Stated problem — Locate the string "Traditional" throughout the material and copy every line in which it occurs.

─── Task data

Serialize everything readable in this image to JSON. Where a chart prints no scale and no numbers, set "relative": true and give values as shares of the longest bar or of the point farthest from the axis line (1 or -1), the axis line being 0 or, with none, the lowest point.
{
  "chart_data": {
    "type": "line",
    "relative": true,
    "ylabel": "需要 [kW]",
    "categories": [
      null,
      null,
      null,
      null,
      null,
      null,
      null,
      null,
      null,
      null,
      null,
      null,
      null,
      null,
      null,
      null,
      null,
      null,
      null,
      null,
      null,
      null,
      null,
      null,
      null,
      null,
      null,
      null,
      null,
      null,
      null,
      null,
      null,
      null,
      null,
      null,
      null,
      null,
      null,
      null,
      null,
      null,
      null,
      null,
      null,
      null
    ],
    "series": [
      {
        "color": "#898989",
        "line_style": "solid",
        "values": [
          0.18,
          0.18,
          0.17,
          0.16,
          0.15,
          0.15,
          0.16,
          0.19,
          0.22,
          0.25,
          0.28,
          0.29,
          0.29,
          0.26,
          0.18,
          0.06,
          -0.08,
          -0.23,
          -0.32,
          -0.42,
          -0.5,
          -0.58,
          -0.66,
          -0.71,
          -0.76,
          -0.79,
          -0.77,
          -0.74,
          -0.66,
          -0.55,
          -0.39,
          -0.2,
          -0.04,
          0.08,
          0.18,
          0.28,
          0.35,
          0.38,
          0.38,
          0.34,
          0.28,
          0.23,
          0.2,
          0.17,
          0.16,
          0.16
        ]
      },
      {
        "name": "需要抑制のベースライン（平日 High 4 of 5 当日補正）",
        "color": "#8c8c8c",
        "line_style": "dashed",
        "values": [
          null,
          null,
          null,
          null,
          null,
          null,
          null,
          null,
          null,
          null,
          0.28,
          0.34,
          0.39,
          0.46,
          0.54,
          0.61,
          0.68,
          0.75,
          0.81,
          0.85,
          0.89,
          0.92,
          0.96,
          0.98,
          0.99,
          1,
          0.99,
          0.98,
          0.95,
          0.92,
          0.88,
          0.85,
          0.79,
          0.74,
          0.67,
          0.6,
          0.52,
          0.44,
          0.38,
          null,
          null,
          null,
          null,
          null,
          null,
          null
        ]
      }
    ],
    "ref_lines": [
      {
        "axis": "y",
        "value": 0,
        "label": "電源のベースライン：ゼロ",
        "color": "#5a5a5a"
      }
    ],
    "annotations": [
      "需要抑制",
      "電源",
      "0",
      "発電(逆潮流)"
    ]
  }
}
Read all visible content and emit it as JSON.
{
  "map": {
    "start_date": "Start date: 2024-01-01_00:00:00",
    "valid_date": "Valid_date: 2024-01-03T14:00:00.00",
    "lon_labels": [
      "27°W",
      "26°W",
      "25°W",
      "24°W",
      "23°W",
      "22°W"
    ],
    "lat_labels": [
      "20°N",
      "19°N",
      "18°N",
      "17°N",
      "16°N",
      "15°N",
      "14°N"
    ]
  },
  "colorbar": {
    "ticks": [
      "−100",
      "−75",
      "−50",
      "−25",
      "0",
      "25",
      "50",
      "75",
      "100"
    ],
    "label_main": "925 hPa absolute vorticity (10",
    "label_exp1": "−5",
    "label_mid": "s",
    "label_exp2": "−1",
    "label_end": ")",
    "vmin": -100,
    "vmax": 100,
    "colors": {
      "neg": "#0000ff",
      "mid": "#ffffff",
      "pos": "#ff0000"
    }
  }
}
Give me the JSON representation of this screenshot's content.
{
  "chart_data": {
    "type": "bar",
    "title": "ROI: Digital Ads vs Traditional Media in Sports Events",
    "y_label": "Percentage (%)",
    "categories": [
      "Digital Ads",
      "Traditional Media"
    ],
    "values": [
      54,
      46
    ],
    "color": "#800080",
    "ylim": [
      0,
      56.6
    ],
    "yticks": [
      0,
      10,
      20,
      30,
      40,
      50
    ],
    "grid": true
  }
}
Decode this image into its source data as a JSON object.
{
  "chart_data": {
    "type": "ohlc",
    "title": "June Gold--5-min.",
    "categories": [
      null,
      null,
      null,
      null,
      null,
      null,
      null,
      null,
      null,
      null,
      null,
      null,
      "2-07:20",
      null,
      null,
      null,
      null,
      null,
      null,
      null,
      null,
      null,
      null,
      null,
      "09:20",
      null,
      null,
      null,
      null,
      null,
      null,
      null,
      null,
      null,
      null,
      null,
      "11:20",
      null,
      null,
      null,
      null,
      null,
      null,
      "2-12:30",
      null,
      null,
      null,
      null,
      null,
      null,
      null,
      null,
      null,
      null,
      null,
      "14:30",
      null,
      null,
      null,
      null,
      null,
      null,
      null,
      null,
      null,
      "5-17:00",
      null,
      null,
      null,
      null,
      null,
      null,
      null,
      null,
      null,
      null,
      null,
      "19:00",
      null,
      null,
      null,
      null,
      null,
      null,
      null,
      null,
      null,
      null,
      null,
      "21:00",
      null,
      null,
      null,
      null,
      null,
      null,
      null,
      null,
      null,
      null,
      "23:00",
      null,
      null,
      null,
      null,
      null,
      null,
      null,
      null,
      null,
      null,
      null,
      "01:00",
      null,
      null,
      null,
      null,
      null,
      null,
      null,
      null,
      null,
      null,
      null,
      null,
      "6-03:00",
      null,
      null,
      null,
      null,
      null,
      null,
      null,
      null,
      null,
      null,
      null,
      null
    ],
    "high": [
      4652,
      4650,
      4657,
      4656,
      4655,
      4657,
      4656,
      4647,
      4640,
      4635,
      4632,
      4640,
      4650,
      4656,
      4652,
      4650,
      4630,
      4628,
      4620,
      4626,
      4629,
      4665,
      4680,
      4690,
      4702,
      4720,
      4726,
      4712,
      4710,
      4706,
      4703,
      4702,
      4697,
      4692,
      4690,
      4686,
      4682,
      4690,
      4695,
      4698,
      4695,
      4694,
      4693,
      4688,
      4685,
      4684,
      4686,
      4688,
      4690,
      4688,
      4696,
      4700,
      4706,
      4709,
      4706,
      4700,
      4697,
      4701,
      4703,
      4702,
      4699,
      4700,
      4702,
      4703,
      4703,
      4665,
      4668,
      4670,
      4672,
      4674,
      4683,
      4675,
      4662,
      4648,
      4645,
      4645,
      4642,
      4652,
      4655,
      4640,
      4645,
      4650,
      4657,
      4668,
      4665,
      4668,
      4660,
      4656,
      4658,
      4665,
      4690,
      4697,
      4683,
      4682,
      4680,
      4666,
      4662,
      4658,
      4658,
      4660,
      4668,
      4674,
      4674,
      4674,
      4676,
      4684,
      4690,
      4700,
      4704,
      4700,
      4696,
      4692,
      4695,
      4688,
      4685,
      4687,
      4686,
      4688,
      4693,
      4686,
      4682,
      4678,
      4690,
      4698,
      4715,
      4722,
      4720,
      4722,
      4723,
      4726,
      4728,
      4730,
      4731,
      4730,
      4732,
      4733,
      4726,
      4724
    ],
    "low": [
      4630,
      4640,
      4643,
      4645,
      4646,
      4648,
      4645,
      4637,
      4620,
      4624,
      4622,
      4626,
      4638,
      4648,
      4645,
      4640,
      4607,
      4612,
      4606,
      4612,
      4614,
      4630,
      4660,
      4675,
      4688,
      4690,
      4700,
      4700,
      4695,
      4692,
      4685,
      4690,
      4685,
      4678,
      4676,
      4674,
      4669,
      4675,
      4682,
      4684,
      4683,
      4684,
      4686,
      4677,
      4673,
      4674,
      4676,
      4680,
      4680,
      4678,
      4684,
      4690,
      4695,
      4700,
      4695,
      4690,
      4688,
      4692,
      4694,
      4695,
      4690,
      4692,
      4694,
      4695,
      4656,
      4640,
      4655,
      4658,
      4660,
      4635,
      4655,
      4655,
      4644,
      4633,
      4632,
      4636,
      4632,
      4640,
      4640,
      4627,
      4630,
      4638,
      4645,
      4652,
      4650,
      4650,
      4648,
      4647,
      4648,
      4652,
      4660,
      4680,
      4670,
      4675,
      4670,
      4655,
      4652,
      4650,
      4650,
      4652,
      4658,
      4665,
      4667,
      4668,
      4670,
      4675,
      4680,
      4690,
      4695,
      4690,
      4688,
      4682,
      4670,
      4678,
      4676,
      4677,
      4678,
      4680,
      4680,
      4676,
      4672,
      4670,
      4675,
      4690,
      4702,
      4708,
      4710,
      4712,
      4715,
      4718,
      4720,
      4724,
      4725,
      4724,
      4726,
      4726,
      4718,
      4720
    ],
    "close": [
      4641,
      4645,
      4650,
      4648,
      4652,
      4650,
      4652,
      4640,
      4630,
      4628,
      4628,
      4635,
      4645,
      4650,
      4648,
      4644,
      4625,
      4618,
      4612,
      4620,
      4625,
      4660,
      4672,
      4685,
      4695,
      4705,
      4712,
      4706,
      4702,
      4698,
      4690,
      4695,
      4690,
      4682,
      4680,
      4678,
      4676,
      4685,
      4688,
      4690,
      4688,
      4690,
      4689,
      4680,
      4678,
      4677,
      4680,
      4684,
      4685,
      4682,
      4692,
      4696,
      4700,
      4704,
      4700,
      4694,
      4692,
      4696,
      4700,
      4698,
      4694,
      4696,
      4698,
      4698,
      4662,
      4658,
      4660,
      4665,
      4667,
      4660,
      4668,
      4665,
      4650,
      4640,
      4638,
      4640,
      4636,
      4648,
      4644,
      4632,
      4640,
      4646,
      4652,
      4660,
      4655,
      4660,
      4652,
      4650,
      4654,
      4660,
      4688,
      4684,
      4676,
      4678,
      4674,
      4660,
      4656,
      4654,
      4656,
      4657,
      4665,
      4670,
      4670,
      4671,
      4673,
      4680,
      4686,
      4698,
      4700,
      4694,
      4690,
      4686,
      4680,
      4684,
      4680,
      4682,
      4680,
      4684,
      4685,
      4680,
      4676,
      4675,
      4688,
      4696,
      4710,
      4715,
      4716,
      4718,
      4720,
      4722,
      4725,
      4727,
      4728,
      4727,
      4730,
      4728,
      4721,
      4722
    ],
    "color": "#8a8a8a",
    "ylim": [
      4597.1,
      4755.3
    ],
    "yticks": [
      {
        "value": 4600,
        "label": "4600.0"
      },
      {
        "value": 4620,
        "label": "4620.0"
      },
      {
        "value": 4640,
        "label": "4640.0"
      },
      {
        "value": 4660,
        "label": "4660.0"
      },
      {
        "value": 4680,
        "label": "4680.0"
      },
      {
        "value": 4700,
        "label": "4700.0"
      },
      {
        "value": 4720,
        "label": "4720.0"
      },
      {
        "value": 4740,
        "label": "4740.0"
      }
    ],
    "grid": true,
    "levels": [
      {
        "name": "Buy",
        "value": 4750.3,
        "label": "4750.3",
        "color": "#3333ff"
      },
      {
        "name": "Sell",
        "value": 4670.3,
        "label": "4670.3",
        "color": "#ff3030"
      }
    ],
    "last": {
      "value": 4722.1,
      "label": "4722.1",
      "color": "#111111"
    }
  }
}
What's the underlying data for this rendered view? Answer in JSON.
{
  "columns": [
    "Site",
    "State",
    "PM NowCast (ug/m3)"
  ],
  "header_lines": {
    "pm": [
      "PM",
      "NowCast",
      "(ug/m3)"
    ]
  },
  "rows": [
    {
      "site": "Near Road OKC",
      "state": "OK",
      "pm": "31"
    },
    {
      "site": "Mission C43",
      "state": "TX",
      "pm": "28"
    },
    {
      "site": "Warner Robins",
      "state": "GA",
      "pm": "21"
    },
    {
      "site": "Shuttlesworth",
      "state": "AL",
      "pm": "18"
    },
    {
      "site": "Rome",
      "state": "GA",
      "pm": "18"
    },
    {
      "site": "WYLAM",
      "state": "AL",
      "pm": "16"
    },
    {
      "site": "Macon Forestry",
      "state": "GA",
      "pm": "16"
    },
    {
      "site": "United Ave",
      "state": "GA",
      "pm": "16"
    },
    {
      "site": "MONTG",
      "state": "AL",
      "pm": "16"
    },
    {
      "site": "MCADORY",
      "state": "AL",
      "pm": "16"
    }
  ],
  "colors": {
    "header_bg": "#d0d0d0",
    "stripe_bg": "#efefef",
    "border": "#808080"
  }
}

──────

Full solution —
    "title": "ROI: Digital Ads vs Traditional Media in Sports Events",
      "Traditional Media"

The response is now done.